**WHAT THE TASK REQUIRES:** Read through the records below and copy each line that uses the word "n质控品".
--- Start of DATA SHOWN ---
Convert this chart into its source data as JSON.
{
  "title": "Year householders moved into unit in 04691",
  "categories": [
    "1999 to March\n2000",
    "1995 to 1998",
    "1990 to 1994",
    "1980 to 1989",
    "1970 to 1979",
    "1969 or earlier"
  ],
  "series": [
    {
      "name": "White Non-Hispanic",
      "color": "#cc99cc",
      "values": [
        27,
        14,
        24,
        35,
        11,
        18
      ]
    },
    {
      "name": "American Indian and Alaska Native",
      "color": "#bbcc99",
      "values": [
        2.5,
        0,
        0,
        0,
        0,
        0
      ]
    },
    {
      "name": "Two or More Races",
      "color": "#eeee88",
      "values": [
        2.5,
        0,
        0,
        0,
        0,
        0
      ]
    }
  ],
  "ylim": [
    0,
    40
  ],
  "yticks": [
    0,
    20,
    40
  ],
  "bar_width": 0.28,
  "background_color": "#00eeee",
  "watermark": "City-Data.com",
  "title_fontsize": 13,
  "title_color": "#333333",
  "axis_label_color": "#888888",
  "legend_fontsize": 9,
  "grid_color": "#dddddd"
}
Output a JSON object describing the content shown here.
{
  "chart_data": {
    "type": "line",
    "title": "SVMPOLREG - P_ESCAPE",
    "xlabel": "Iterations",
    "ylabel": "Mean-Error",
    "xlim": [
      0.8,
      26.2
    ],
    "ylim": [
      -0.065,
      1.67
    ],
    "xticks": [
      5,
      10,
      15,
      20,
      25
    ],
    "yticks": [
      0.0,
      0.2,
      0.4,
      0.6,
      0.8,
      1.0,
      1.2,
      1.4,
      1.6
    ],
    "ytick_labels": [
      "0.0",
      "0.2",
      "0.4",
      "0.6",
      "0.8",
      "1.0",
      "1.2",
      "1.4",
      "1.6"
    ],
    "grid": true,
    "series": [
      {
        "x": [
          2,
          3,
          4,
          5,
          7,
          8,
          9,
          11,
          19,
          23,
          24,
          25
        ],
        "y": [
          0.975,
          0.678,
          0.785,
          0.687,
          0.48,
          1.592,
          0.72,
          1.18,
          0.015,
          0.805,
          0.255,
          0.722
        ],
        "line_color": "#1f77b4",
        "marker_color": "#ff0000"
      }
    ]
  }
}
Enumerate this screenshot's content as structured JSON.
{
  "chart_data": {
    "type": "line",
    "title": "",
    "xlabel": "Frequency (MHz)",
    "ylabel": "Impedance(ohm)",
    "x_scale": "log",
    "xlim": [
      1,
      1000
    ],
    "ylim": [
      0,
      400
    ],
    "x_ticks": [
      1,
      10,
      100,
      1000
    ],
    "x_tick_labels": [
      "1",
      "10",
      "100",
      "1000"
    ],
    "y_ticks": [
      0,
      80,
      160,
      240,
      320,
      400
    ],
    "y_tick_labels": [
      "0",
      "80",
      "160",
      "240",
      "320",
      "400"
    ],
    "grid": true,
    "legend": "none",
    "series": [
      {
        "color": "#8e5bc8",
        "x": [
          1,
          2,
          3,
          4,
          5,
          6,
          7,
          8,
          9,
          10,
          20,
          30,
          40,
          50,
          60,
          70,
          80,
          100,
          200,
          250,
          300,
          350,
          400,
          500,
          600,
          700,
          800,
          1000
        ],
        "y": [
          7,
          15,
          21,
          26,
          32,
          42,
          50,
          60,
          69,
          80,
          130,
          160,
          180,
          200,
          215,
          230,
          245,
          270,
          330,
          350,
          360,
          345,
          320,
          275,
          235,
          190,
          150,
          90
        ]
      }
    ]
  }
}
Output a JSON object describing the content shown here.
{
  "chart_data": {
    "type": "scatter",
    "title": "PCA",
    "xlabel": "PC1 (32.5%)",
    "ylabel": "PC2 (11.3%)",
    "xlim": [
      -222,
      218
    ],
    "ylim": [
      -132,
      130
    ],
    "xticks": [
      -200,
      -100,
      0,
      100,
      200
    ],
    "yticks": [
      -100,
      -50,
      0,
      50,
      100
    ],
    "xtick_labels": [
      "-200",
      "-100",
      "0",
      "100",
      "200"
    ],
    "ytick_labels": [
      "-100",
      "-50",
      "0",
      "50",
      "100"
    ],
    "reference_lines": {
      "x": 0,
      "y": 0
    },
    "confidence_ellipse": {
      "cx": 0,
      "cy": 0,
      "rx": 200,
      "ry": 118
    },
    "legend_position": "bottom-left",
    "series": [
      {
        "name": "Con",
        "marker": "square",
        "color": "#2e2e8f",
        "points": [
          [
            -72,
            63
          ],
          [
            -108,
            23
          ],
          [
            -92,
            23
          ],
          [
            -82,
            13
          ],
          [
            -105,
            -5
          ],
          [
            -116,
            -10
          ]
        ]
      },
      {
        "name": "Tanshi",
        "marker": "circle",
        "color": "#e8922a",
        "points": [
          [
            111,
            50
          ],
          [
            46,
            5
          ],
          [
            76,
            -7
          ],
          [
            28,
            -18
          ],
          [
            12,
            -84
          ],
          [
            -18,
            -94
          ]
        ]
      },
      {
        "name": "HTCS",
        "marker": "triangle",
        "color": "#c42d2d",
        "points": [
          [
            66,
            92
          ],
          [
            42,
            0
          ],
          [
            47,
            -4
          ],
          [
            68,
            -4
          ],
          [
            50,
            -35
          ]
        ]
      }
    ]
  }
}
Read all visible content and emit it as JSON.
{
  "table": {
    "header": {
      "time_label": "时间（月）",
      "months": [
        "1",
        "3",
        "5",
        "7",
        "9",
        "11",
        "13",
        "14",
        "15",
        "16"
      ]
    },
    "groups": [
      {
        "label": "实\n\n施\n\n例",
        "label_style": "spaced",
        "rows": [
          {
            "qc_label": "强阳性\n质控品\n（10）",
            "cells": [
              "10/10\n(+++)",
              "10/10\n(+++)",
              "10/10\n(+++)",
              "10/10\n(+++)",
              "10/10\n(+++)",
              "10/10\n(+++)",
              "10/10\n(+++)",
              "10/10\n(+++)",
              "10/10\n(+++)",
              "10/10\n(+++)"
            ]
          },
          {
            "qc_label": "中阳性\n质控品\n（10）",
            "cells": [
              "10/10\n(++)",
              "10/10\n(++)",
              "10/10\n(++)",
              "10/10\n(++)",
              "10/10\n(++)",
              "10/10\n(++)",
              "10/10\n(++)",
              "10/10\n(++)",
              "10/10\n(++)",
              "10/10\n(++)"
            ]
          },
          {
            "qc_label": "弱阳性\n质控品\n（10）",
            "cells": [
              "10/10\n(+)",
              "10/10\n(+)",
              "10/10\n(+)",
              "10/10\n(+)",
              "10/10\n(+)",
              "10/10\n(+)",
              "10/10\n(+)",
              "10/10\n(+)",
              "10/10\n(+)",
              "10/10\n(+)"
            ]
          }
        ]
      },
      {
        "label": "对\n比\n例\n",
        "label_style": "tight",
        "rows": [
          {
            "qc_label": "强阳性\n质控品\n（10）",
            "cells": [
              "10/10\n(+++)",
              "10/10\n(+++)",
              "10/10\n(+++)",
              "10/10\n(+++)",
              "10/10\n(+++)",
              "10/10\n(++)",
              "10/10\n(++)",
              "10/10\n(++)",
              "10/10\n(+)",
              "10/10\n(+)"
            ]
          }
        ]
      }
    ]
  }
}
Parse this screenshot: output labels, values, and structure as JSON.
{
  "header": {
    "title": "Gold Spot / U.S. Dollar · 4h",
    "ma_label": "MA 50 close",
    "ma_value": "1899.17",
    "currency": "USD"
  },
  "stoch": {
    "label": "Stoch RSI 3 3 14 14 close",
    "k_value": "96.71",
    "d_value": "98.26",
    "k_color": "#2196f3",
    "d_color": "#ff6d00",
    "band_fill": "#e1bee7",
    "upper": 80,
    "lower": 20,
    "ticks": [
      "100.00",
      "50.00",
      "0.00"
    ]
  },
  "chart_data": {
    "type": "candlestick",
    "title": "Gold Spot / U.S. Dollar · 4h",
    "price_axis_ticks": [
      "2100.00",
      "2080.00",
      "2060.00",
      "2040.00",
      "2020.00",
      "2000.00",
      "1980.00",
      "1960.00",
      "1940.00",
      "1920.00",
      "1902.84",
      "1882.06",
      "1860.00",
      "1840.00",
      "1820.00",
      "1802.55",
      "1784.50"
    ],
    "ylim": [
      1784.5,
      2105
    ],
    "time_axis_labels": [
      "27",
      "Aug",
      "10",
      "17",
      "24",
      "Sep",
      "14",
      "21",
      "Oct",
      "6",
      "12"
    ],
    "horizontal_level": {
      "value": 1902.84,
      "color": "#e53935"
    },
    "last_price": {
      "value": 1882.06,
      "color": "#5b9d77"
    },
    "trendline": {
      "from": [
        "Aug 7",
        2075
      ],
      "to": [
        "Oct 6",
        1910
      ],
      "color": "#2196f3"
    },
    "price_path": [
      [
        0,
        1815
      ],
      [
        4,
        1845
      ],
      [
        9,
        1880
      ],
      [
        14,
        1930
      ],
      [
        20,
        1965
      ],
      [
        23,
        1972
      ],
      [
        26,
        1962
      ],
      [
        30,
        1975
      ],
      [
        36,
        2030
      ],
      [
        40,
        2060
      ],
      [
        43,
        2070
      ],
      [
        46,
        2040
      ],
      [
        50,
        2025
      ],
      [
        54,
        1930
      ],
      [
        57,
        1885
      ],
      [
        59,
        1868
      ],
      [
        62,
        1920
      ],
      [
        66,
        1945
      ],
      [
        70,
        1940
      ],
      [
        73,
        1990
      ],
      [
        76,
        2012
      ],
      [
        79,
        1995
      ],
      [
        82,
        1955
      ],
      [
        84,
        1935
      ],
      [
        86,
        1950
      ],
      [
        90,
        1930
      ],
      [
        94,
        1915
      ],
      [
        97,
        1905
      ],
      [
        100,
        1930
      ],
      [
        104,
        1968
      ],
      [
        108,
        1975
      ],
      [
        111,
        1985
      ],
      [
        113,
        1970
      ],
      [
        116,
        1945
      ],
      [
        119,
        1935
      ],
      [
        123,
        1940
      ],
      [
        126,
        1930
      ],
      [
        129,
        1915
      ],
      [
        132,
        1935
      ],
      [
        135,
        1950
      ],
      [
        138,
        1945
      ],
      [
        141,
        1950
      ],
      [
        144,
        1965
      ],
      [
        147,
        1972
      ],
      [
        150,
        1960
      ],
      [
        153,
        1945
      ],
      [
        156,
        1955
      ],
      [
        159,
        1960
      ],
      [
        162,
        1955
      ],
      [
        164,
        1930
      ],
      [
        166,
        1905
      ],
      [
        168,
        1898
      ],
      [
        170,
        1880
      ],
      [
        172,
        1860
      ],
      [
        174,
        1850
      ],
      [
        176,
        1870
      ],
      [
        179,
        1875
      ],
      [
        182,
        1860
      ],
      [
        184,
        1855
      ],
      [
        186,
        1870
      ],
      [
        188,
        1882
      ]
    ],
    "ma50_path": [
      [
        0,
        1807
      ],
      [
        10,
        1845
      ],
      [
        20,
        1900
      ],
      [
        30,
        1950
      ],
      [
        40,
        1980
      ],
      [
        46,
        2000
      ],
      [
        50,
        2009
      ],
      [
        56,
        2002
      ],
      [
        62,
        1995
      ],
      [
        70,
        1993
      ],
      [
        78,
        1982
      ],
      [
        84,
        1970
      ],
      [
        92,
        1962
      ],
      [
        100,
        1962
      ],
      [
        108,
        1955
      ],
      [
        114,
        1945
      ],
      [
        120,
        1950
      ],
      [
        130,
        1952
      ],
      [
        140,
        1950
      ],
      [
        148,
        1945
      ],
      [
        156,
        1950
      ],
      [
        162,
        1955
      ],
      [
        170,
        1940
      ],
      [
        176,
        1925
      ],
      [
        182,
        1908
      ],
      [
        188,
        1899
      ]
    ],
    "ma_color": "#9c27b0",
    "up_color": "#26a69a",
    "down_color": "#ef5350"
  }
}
--- End of DATA SHOWN ---
**RESPONSE:**
            "qc_label": "强阳性\n质控品\n（10）",
            "qc_label": "中阳性\n质控品\n（10）",
            "qc_label": "弱阳性\n质控品\n（10）",
            "qc_label": "强阳性\n质控品\n（10）",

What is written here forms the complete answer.